▶ **Problem to work on**: List each line of the data that holds the string "structured".

▶ **Stored data**:
§ §
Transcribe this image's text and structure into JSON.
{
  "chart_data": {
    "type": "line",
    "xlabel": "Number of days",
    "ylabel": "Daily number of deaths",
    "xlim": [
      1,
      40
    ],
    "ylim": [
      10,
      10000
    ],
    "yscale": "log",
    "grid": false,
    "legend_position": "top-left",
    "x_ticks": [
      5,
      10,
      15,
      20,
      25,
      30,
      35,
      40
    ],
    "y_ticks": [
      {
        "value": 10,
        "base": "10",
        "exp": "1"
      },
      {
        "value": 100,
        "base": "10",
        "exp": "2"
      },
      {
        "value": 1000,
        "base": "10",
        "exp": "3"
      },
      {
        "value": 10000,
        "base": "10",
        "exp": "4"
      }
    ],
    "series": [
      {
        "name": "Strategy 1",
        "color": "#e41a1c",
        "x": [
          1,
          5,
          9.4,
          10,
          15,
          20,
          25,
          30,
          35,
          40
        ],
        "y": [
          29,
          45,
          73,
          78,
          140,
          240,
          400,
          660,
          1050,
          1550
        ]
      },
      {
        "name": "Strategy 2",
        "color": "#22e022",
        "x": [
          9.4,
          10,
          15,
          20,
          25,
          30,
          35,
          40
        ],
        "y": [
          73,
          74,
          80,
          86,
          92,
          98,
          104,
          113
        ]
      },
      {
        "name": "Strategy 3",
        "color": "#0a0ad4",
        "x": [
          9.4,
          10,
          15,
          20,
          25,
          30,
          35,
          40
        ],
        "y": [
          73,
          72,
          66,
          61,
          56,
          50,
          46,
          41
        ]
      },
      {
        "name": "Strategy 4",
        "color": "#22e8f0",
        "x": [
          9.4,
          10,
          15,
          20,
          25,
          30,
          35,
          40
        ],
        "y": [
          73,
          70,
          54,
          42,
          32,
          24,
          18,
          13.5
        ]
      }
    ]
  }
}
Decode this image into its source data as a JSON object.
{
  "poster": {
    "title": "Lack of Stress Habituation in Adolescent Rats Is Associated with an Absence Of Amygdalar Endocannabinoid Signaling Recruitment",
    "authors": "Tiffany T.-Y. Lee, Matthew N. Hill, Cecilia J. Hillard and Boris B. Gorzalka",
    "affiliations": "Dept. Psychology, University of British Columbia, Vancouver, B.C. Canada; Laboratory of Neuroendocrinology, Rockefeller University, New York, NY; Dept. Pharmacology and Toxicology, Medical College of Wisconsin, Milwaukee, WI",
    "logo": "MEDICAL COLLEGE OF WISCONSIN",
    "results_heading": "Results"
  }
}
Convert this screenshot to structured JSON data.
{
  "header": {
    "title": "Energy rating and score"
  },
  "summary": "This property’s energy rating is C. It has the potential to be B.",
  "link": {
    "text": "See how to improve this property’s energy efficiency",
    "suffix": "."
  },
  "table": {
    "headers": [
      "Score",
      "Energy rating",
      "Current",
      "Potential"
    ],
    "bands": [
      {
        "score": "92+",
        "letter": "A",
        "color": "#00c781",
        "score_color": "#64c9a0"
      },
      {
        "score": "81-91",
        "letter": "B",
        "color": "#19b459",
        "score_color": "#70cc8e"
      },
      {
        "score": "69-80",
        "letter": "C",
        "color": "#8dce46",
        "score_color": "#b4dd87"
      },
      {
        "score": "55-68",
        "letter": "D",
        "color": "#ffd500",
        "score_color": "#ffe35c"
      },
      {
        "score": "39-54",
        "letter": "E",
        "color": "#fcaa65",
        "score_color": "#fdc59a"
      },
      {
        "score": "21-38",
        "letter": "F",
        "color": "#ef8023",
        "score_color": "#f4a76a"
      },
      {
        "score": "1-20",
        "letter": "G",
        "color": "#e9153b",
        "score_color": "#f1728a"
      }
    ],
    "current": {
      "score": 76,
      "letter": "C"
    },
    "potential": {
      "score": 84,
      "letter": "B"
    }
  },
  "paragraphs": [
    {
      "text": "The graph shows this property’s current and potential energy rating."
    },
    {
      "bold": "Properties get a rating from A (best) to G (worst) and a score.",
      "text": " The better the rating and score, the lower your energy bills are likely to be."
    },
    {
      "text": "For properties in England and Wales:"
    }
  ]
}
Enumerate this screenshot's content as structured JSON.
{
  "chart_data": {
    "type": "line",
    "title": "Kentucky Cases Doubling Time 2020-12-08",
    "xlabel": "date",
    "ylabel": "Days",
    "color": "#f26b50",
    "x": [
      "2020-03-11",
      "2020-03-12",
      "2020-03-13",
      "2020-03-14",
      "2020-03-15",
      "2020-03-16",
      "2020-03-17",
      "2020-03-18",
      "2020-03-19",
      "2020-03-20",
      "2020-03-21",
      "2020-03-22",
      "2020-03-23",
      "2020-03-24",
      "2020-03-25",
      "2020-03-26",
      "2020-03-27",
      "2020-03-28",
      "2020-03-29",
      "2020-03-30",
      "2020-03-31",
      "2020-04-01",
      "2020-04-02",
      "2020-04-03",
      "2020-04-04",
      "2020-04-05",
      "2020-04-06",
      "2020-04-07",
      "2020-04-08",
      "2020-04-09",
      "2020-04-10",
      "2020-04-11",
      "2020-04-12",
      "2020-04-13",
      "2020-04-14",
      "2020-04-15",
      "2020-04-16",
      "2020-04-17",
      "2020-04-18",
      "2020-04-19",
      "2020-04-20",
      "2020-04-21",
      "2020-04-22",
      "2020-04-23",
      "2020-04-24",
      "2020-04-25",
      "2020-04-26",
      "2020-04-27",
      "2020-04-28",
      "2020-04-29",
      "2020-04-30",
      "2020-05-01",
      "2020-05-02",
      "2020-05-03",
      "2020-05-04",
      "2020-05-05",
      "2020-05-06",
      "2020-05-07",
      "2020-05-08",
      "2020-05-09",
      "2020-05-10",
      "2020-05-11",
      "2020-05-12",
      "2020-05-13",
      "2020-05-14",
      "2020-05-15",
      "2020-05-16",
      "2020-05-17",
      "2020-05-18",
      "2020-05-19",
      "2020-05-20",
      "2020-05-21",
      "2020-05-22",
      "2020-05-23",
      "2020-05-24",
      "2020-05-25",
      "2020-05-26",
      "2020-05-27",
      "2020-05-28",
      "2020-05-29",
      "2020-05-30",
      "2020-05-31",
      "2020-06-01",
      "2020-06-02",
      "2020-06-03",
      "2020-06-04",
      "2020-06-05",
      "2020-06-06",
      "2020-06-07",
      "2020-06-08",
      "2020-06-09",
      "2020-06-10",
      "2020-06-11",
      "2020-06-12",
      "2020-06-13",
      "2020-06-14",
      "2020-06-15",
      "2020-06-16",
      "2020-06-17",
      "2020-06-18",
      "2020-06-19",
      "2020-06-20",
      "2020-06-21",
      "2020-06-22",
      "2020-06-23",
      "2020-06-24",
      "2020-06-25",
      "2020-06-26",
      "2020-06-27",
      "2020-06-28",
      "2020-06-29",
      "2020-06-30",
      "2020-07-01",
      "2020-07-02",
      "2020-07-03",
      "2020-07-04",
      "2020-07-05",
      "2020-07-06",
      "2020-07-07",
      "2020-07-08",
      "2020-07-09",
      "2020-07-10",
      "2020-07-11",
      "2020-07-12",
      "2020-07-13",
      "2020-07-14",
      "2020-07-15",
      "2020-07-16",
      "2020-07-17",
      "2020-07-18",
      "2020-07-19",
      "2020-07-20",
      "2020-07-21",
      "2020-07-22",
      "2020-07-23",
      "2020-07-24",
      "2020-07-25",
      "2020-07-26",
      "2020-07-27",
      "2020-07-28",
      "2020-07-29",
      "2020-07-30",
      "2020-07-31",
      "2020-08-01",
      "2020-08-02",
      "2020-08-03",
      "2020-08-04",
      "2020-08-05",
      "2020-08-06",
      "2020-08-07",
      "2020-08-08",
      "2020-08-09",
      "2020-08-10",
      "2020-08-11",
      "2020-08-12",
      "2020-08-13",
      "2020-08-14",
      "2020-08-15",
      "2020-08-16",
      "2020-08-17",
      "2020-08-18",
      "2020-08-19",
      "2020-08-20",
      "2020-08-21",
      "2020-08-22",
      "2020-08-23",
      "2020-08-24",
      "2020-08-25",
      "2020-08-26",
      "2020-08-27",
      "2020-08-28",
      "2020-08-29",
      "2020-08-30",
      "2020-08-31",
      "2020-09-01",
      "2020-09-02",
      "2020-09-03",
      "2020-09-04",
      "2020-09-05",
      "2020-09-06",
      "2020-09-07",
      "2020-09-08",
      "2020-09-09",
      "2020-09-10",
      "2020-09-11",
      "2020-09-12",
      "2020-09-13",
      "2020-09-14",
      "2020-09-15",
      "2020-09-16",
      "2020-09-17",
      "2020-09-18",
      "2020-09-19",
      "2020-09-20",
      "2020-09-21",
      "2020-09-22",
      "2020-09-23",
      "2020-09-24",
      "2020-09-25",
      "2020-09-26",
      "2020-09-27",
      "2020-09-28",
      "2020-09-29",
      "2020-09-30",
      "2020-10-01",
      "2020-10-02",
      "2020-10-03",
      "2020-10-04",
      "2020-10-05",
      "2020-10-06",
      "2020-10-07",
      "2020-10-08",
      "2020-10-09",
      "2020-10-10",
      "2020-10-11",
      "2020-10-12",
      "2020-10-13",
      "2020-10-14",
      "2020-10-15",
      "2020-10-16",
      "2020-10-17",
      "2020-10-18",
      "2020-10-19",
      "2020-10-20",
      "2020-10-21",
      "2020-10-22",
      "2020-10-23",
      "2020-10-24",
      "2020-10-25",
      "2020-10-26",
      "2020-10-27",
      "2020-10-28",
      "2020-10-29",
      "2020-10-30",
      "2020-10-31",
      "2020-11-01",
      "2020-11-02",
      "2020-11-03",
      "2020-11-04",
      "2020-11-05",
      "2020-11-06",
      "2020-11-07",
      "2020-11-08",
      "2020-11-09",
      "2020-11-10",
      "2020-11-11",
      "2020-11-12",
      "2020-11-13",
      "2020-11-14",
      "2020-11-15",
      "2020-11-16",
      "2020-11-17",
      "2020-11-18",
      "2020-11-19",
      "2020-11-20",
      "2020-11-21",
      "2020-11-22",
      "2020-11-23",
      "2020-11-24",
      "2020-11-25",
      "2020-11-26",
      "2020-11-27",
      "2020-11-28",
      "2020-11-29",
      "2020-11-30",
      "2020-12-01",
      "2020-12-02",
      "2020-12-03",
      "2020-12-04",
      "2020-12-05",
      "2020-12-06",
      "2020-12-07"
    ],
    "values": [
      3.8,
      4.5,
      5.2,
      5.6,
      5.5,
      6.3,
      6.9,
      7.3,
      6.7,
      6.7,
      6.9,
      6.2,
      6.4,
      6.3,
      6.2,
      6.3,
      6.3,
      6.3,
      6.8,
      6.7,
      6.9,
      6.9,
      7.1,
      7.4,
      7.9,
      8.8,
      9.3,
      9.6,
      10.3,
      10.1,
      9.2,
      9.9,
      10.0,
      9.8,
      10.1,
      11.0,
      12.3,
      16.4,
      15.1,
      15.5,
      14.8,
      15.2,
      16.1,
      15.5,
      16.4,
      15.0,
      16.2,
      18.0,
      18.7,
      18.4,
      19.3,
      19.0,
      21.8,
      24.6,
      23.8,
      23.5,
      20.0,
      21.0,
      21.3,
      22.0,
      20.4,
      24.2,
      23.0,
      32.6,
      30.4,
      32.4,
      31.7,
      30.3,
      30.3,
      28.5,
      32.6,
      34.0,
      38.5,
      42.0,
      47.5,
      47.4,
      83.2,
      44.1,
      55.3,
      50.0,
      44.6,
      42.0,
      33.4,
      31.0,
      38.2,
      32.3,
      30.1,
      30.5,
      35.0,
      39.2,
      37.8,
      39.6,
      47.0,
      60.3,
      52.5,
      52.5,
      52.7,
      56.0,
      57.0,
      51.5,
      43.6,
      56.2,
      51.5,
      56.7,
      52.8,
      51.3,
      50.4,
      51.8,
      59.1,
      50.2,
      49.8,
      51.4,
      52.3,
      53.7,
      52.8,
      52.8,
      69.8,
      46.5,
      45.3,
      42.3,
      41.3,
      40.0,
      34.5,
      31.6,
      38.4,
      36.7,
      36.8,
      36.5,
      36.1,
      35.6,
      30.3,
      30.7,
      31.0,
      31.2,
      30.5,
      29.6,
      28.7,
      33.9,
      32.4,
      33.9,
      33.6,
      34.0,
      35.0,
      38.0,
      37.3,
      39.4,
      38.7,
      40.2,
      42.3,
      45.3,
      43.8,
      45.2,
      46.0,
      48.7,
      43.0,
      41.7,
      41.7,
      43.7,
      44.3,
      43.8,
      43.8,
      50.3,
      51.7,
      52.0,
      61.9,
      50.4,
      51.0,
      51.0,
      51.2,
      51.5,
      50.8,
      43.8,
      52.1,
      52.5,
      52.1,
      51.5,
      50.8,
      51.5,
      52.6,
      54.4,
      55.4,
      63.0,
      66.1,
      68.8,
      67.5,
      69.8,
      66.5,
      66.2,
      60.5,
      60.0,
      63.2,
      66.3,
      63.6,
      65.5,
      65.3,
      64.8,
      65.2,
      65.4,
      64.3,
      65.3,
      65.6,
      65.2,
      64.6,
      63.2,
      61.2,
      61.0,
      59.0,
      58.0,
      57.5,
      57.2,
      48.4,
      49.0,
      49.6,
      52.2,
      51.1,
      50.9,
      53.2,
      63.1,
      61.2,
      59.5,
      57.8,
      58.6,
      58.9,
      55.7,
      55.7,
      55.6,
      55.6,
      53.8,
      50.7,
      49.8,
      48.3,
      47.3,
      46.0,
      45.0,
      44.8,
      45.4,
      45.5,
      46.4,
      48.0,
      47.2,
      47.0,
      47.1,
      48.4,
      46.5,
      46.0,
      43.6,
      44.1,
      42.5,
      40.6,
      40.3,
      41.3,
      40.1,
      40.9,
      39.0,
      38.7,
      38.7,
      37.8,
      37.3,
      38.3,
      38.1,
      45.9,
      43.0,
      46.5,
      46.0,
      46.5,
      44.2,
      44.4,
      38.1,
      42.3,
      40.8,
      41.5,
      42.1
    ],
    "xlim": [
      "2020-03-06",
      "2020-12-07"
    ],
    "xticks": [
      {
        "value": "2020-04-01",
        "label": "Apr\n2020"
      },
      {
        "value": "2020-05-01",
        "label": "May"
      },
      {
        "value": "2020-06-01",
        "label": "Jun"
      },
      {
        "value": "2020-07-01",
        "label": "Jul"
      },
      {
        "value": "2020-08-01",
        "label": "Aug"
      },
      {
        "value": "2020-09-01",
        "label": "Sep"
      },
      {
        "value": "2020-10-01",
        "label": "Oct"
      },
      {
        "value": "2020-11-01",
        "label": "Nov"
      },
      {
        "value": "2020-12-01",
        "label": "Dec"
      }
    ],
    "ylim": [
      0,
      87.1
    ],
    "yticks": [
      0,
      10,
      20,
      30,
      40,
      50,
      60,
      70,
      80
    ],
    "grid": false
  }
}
§ §
▶ **Response for this exercise**:
Convert this screenshot to structured JSON data.
Enumerate this screenshot's content as structured JSON.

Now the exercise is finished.